TASK DETAILS:
Write out each record again exactly as it stands.

DATA:
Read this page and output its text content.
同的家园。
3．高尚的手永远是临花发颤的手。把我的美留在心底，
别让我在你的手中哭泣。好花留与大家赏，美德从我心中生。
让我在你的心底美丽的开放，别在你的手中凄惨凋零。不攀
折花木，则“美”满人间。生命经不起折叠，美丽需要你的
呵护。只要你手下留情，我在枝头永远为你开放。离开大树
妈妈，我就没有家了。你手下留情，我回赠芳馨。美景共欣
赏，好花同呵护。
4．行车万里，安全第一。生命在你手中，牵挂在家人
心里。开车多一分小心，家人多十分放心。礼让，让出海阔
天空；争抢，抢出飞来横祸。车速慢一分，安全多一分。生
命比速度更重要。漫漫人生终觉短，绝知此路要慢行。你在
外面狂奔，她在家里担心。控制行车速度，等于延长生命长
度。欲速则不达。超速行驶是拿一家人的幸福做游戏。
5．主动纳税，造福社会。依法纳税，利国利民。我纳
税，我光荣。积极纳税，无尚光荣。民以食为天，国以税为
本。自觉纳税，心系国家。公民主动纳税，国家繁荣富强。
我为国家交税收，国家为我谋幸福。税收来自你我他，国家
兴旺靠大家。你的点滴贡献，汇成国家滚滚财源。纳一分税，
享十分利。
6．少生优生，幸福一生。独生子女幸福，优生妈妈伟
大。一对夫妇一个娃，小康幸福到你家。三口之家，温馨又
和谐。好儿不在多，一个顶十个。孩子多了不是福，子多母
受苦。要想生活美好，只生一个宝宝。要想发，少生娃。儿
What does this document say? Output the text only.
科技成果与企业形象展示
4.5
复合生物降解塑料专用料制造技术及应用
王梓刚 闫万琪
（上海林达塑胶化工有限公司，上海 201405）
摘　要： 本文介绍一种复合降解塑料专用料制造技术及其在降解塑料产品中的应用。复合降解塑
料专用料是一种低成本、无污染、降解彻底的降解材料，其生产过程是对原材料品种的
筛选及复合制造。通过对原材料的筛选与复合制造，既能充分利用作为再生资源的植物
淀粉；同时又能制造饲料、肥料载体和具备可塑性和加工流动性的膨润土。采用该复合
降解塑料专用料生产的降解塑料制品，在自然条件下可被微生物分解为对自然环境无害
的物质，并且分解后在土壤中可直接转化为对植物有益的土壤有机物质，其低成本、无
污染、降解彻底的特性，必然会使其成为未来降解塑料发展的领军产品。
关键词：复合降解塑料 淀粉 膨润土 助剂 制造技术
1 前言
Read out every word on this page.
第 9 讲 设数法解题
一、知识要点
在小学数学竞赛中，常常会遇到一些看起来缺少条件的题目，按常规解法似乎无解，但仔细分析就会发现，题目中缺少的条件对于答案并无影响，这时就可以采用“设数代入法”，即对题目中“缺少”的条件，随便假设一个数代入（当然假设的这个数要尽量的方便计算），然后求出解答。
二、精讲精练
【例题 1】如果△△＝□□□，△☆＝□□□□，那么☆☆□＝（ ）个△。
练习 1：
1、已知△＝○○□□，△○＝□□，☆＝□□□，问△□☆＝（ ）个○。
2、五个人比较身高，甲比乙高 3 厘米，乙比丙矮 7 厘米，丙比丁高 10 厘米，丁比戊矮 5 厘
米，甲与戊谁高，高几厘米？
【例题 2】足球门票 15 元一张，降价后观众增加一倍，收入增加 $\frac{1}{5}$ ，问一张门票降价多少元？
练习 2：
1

RESULT FOR THIS TASK:
Read this page and output its text content.
同的家园。
3．高尚的手永远是临花发颤的手。把我的美留在心底，
别让我在你的手中哭泣。好花留与大家赏，美德从我心中生。
让我在你的心底美丽的开放，别在你的手中凄惨凋零。不攀
折花木，则“美”满人间。生命经不起折叠，美丽需要你的
呵护。只要你手下留情，我在枝头永远为你开放。离开大树
妈妈，我就没有家了。你手下留情，我回赠芳馨。美景共欣
赏，好花同呵护。
4．行车万里，安全第一。生命在你手中，牵挂在家人
心里。开车多一分小心，家人多十分放心。礼让，让出海阔
天空；争抢，抢出飞来横祸。车速慢一分，安全多一分。生
命比速度更重要。漫漫人生终觉短，绝知此路要慢行。你在
外面狂奔，她在家里担心。控制行车速度，等于延长生命长
度。欲速则不达。超速行驶是拿一家人的幸福做游戏。
5．主动纳税，造福社会。依法纳税，利国利民。我纳
税，我光荣。积极纳税，无尚光荣。民以食为天，国以税为
本。自觉纳税，心系国家。公民主动纳税，国家繁荣富强。
我为国家交税收，国家为我谋幸福。税收来自你我他，国家
兴旺靠大家。你的点滴贡献，汇成国家滚滚财源。纳一分税，
享十分利。
6．少生优生，幸福一生。独生子女幸福，优生妈妈伟
大。一对夫妇一个娃，小康幸福到你家。三口之家，温馨又
和谐。好儿不在多，一个顶十个。孩子多了不是福，子多母
受苦。要想生活美好，只生一个宝宝。要想发，少生娃。儿
What does this document say? Output the text only.
科技成果与企业形象展示
4.5
复合生物降解塑料专用料制造技术及应用
王梓刚 闫万琪
（上海林达塑胶化工有限公司，上海 201405）
摘　要： 本文介绍一种复合降解塑料专用料制造技术及其在降解塑料产品中的应用。复合降解塑
料专用料是一种低成本、无污染、降解彻底的降解材料，其生产过程是对原材料品种的
筛选及复合制造。通过对原材料的筛选与复合制造，既能充分利用作为再生资源的植物
淀粉；同时又能制造饲料、肥料载体和具备可塑性和加工流动性的膨润土。采用该复合
降解塑料专用料生产的降解塑料制品，在自然条件下可被微生物分解为对自然环境无害
的物质，并且分解后在土壤中可直接转化为对植物有益的土壤有机物质，其低成本、无
污染、降解彻底的特性，必然会使其成为未来降解塑料发展的领军产品。
关键词：复合降解塑料 淀粉 膨润土 助剂 制造技术
1 前言
Read out every word on this page.
第 9 讲 设数法解题
一、知识要点
在小学数学竞赛中，常常会遇到一些看起来缺少条件的题目，按常规解法似乎无解，但仔细分析就会发现，题目中缺少的条件对于答案并无影响，这时就可以采用“设数代入法”，即对题目中“缺少”的条件，随便假设一个数代入（当然假设的这个数要尽量的方便计算），然后求出解答。
二、精讲精练
【例题 1】如果△△＝□□□，△☆＝□□□□，那么☆☆□＝（ ）个△。
练习 1：
1、已知△＝○○□□，△○＝□□，☆＝□□□，问△□☆＝（ ）个○。
2、五个人比较身高，甲比乙高 3 厘米，乙比丙矮 7 厘米，丙比丁高 10 厘米，丁比戊矮 5 厘
米，甲与戊谁高，高几厘米？
【例题 2】足球门票 15 元一张，降价后观众增加一倍，收入增加 $\frac{1}{5}$ ，问一张门票降价多少元？
练习 2：
1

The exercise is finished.